● Work instructions: From the listing below, extract every line in which the word "Office" appears.
═══ Record excerpts
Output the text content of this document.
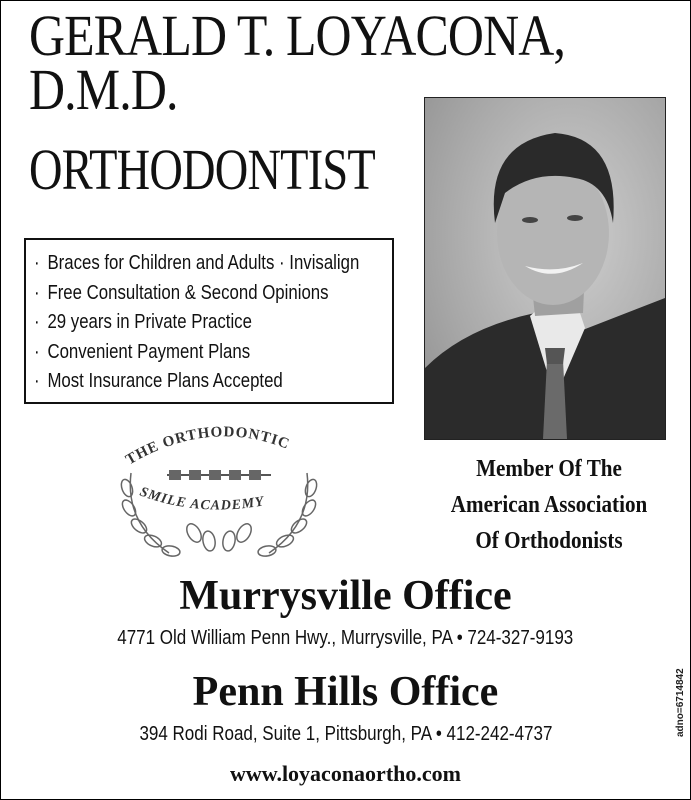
GERALD T. LOYACONA,
D.M.D.
ORTHODONTIST
· Braces for Children and Adults · Invisalign
· Free Consultation & Second Opinions
· 29 years in Private Practice
· Convenient Payment Plans
· Most Insurance Plans Accepted
THE ORTHODONTIC
SMILE ACADEMY
Member Of The
American Association
Of Orthodonists
Murrysville Office
4771 Old William Penn Hwy., Murrysville, PA • 724-327-9193
Penn Hills Office
394 Rodi Road, Suite 1, Pittsburgh, PA • 412-242-4737
www.loyaconaortho.com
adno=6714842
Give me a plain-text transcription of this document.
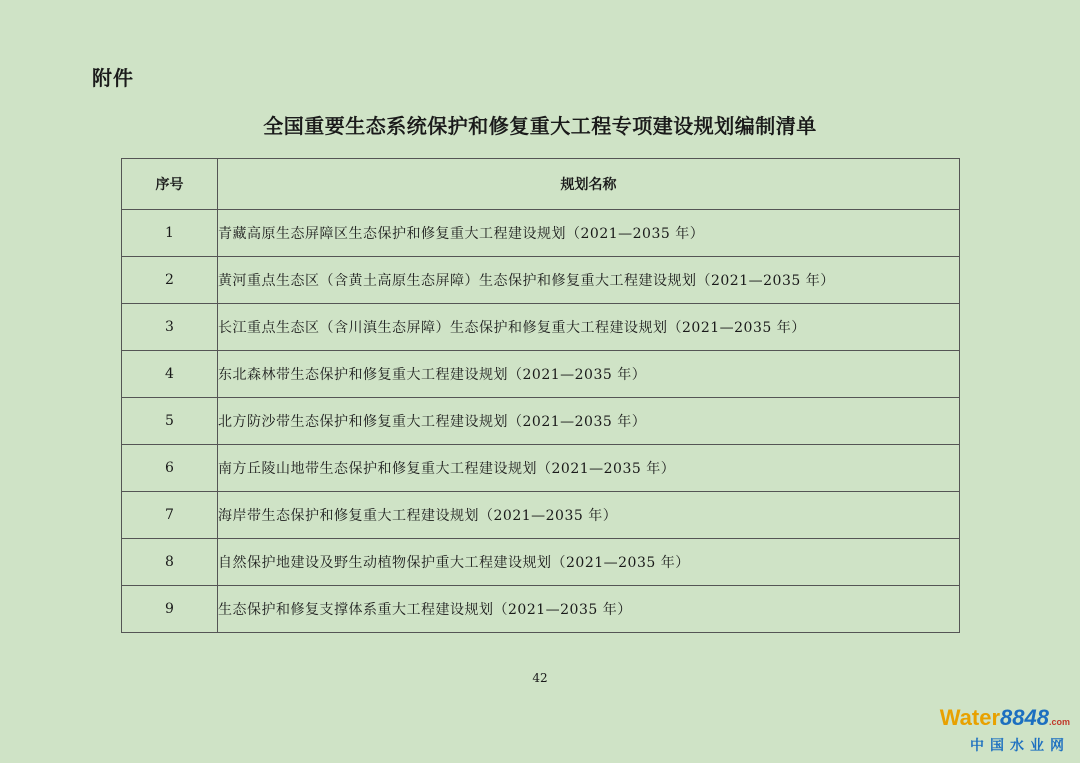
附件
全国重要生态系统保护和修复重大工程专项建设规划编制清单
序号	规划名称
1	青藏高原生态屏障区生态保护和修复重大工程建设规划（2021—2035 年）
2	黄河重点生态区（含黄土高原生态屏障）生态保护和修复重大工程建设规划（2021—2035 年）
3	长江重点生态区（含川滇生态屏障）生态保护和修复重大工程建设规划（2021—2035 年）
4	东北森林带生态保护和修复重大工程建设规划（2021—2035 年）
5	北方防沙带生态保护和修复重大工程建设规划（2021—2035 年）
6	南方丘陵山地带生态保护和修复重大工程建设规划（2021—2035 年）
7	海岸带生态保护和修复重大工程建设规划（2021—2035 年）
8	自然保护地建设及野生动植物保护重大工程建设规划（2021—2035 年）
9	生态保护和修复支撑体系重大工程建设规划（2021—2035 年）
42
Water8848.com
中国水业网
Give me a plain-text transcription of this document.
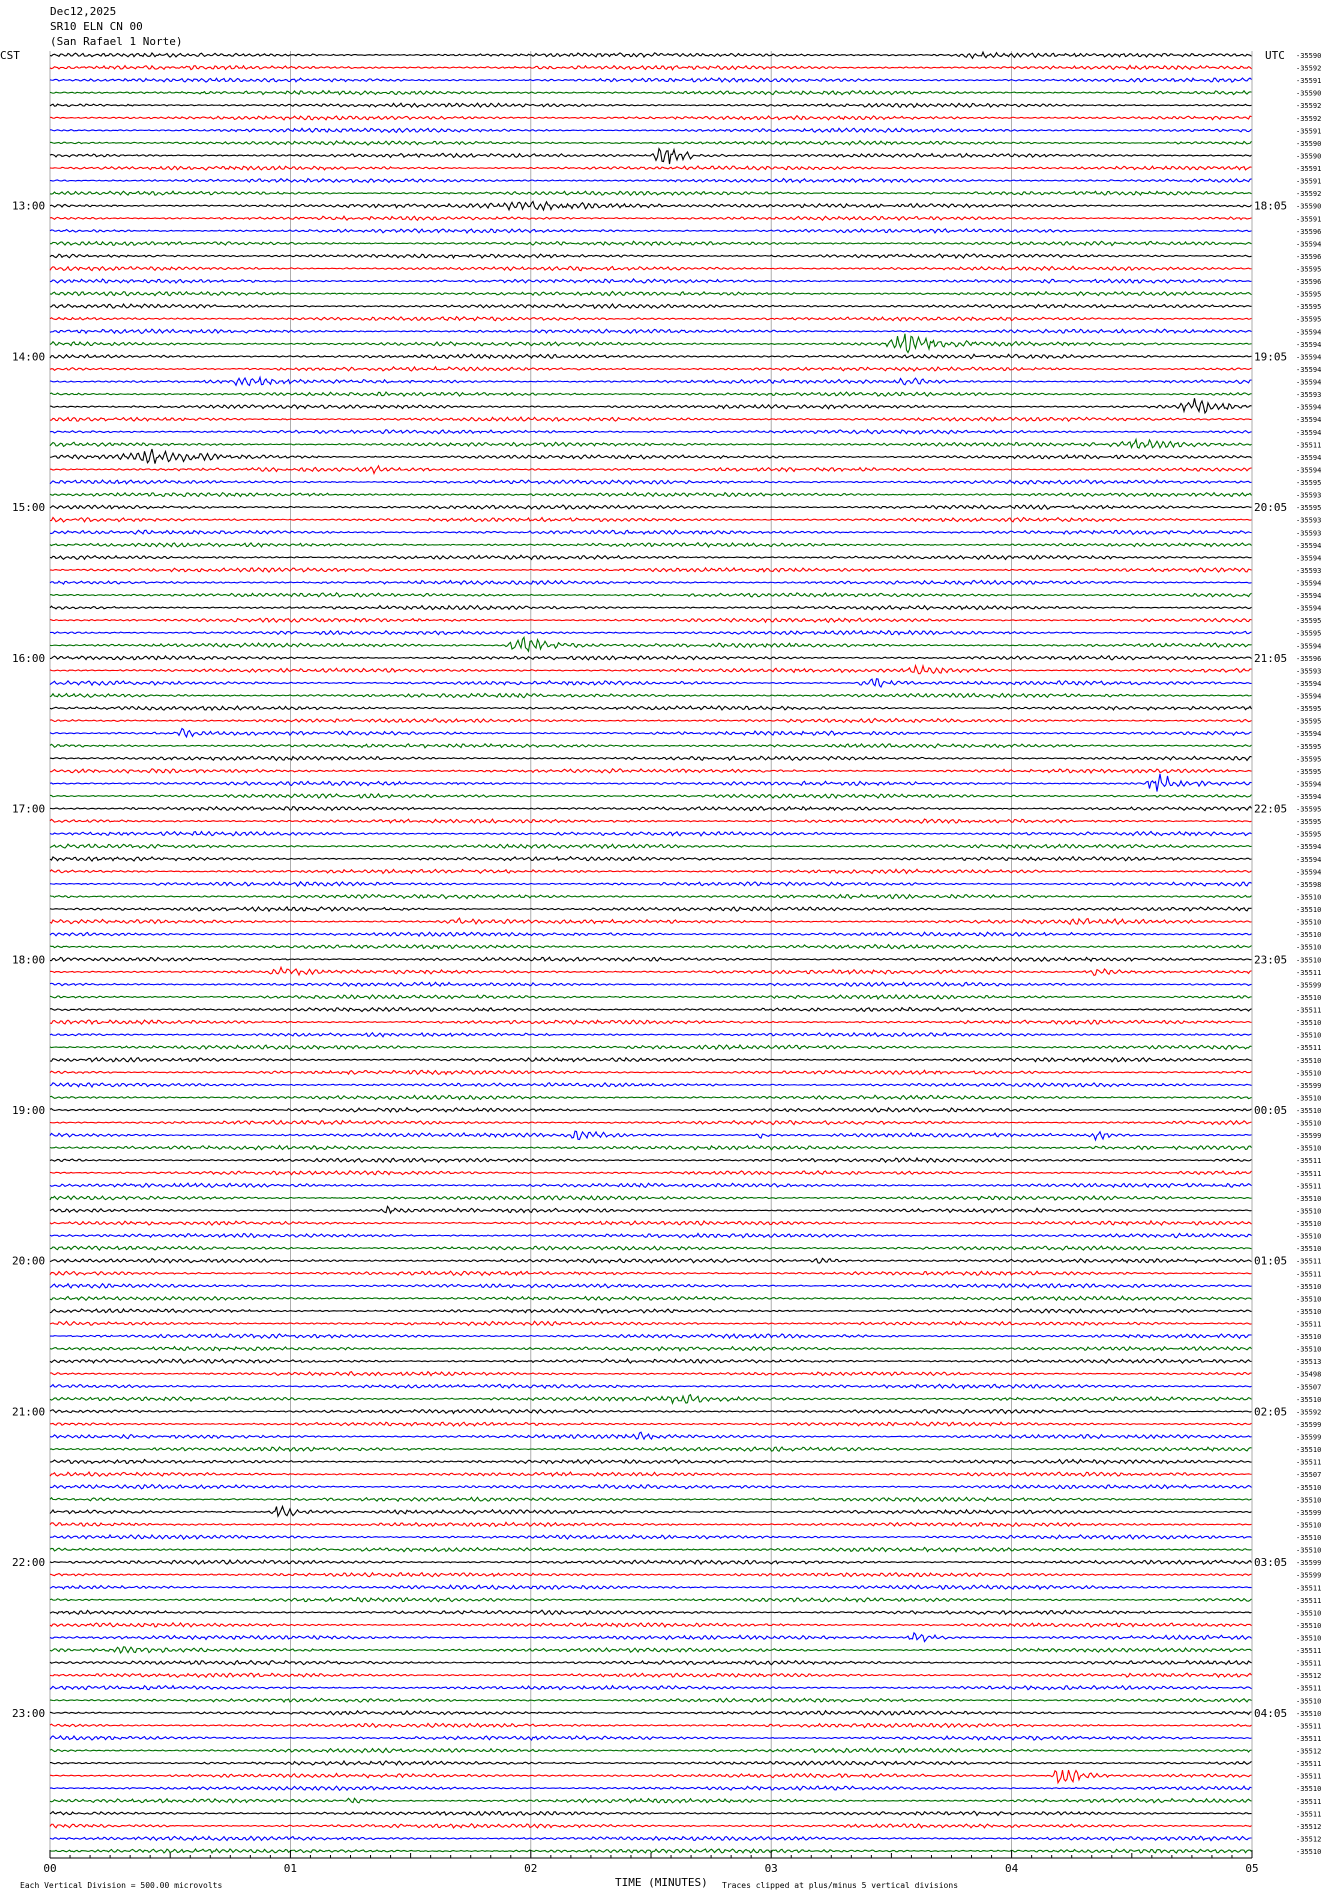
-35590
-35592
-35591
-35590
-35592
-35592
-35591
-35590
-35590
-35591
-35591
-35592
-35590
-35591
-35596
-35594
-35596
-35595
-35596
-35595
-35595
-35595
-35594
-35594
-35594
-35594
-35594
-35593
-35594
-35594
-35594
-35511
-35594
-35594
-35595
-35593
-35595
-35593
-35593
-35594
-35594
-35593
-35594
-35594
-35594
-35595
-35595
-35594
-35596
-35593
-35594
-35594
-35595
-35595
-35594
-35595
-35595
-35595
-35594
-35594
-35595
-35595
-35595
-35594
-35594
-35594
-35598
-35510
-35510
-35510
-35510
-35510
-35510
-35511
-35599
-35510
-35511
-35510
-35510
-35511
-35510
-35510
-35599
-35510
-35510
-35510
-35599
-35510
-35511
-35511
-35511
-35510
-35510
-35510
-35510
-35510
-35511
-35511
-35510
-35510
-35510
-35511
-35510
-35510
-35513
-35498
-35507
-35510
-35592
-35599
-35599
-35510
-35511
-35507
-35510
-35510
-35599
-35510
-35510
-35510
-35599
-35599
-35511
-35511
-35510
-35510
-35510
-35511
-35511
-35512
-35511
-35510
-35510
-35511
-35511
-35512
-35511
-35511
-35510
-35511
-35511
-35512
-35512
-35510
13:00
14:00
15:00
16:00
17:00
18:00
19:00
20:00
21:00
22:00
23:00
18:05
19:05
20:05
21:05
22:05
23:05
00:05
01:05
02:05
03:05
04:05
00	01	02	03	04	05
Dec12,2025
SR10 ELN CN 00
(San Rafael 1 Norte)
CST	UTC
Each Vertical Division = 500.00 microvolts	TIME (MINUTES) Traces clipped at plus/minus 5 vertical divisions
══════
● Exercise response:
Murrysville Office
Penn Hills Office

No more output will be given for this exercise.